START Records for processing

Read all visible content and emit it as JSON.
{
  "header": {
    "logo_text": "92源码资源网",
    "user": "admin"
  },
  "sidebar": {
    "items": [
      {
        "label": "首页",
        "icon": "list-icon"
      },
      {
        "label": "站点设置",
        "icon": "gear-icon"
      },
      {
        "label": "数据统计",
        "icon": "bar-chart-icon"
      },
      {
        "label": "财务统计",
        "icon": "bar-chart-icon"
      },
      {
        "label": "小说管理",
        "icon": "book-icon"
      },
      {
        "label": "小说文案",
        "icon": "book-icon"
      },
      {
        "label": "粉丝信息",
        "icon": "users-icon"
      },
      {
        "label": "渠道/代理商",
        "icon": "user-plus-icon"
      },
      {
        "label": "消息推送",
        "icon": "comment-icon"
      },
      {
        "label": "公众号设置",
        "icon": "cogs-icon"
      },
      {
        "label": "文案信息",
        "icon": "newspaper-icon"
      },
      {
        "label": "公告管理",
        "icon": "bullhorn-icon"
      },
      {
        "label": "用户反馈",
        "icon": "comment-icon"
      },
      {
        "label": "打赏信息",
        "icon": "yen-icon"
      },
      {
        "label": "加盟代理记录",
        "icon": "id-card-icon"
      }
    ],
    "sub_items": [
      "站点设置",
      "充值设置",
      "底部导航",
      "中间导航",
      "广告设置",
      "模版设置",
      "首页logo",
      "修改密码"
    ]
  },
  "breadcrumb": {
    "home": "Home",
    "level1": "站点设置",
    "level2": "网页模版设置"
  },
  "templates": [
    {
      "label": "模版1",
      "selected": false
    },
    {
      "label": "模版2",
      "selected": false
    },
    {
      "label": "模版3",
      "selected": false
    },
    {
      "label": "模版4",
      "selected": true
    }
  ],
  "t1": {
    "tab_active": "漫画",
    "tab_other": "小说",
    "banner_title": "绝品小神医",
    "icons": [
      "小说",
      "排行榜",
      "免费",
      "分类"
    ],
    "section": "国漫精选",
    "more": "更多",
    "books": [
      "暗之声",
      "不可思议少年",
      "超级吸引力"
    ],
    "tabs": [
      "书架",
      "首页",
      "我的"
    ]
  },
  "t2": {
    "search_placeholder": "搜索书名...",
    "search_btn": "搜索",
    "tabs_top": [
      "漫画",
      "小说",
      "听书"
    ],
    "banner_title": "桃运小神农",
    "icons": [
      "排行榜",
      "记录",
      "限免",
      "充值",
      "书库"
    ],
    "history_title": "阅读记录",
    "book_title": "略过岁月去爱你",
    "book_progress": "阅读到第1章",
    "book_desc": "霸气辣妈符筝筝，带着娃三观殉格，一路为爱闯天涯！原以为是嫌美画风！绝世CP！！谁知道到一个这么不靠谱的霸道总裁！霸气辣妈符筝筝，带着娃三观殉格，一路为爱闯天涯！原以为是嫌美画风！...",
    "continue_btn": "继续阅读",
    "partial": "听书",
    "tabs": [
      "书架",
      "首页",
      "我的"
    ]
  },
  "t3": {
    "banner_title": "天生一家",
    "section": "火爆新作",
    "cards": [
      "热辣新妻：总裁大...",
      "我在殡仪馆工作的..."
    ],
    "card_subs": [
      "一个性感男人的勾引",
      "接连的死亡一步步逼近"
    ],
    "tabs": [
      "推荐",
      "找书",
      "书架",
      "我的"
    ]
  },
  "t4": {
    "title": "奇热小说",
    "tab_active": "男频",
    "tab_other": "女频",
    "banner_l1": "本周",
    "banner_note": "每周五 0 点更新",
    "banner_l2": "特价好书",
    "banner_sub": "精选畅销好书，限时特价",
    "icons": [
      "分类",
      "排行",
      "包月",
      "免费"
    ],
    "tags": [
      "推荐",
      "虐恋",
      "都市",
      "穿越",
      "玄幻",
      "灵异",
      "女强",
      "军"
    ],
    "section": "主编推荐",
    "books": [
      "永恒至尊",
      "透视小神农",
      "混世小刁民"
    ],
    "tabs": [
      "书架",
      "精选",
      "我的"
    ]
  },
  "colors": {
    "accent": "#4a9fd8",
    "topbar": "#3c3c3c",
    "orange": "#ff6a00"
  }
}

END Records for processing

→ Given exercise: Quote the data in full, keeping each word unchanged.

→ Final answer:
Read all visible content and emit it as JSON.
{
  "header": {
    "logo_text": "92源码资源网",
    "user": "admin"
  },
  "sidebar": {
    "items": [
      {
        "label": "首页",
        "icon": "list-icon"
      },
      {
        "label": "站点设置",
        "icon": "gear-icon"
      },
      {
        "label": "数据统计",
        "icon": "bar-chart-icon"
      },
      {
        "label": "财务统计",
        "icon": "bar-chart-icon"
      },
      {
        "label": "小说管理",
        "icon": "book-icon"
      },
      {
        "label": "小说文案",
        "icon": "book-icon"
      },
      {
        "label": "粉丝信息",
        "icon": "users-icon"
      },
      {
        "label": "渠道/代理商",
        "icon": "user-plus-icon"
      },
      {
        "label": "消息推送",
        "icon": "comment-icon"
      },
      {
        "label": "公众号设置",
        "icon": "cogs-icon"
      },
      {
        "label": "文案信息",
        "icon": "newspaper-icon"
      },
      {
        "label": "公告管理",
        "icon": "bullhorn-icon"
      },
      {
        "label": "用户反馈",
        "icon": "comment-icon"
      },
      {
        "label": "打赏信息",
        "icon": "yen-icon"
      },
      {
        "label": "加盟代理记录",
        "icon": "id-card-icon"
      }
    ],
    "sub_items": [
      "站点设置",
      "充值设置",
      "底部导航",
      "中间导航",
      "广告设置",
      "模版设置",
      "首页logo",
      "修改密码"
    ]
  },
  "breadcrumb": {
    "home": "Home",
    "level1": "站点设置",
    "level2": "网页模版设置"
  },
  "templates": [
    {
      "label": "模版1",
      "selected": false
    },
    {
      "label": "模版2",
      "selected": false
    },
    {
      "label": "模版3",
      "selected": false
    },
    {
      "label": "模版4",
      "selected": true
    }
  ],
  "t1": {
    "tab_active": "漫画",
    "tab_other": "小说",
    "banner_title": "绝品小神医",
    "icons": [
      "小说",
      "排行榜",
      "免费",
      "分类"
    ],
    "section": "国漫精选",
    "more": "更多",
    "books": [
      "暗之声",
      "不可思议少年",
      "超级吸引力"
    ],
    "tabs": [
      "书架",
      "首页",
      "我的"
    ]
  },
  "t2": {
    "search_placeholder": "搜索书名...",
    "search_btn": "搜索",
    "tabs_top": [
      "漫画",
      "小说",
      "听书"
    ],
    "banner_title": "桃运小神农",
    "icons": [
      "排行榜",
      "记录",
      "限免",
      "充值",
      "书库"
    ],
    "history_title": "阅读记录",
    "book_title": "略过岁月去爱你",
    "book_progress": "阅读到第1章",
    "book_desc": "霸气辣妈符筝筝，带着娃三观殉格，一路为爱闯天涯！原以为是嫌美画风！绝世CP！！谁知道到一个这么不靠谱的霸道总裁！霸气辣妈符筝筝，带着娃三观殉格，一路为爱闯天涯！原以为是嫌美画风！...",
    "continue_btn": "继续阅读",
    "partial": "听书",
    "tabs": [
      "书架",
      "首页",
      "我的"
    ]
  },
  "t3": {
    "banner_title": "天生一家",
    "section": "火爆新作",
    "cards": [
      "热辣新妻：总裁大...",
      "我在殡仪馆工作的..."
    ],
    "card_subs": [
      "一个性感男人的勾引",
      "接连的死亡一步步逼近"
    ],
    "tabs": [
      "推荐",
      "找书",
      "书架",
      "我的"
    ]
  },
  "t4": {
    "title": "奇热小说",
    "tab_active": "男频",
    "tab_other": "女频",
    "banner_l1": "本周",
    "banner_note": "每周五 0 点更新",
    "banner_l2": "特价好书",
    "banner_sub": "精选畅销好书，限时特价",
    "icons": [
      "分类",
      "排行",
      "包月",
      "免费"
    ],
    "tags": [
      "推荐",
      "虐恋",
      "都市",
      "穿越",
      "玄幻",
      "灵异",
      "女强",
      "军"
    ],
    "section": "主编推荐",
    "books": [
      "永恒至尊",
      "透视小神农",
      "混世小刁民"
    ],
    "tabs": [
      "书架",
      "精选",
      "我的"
    ]
  },
  "colors": {
    "accent": "#4a9fd8",
    "topbar": "#3c3c3c",
    "orange": "#ff6a00"
  }
}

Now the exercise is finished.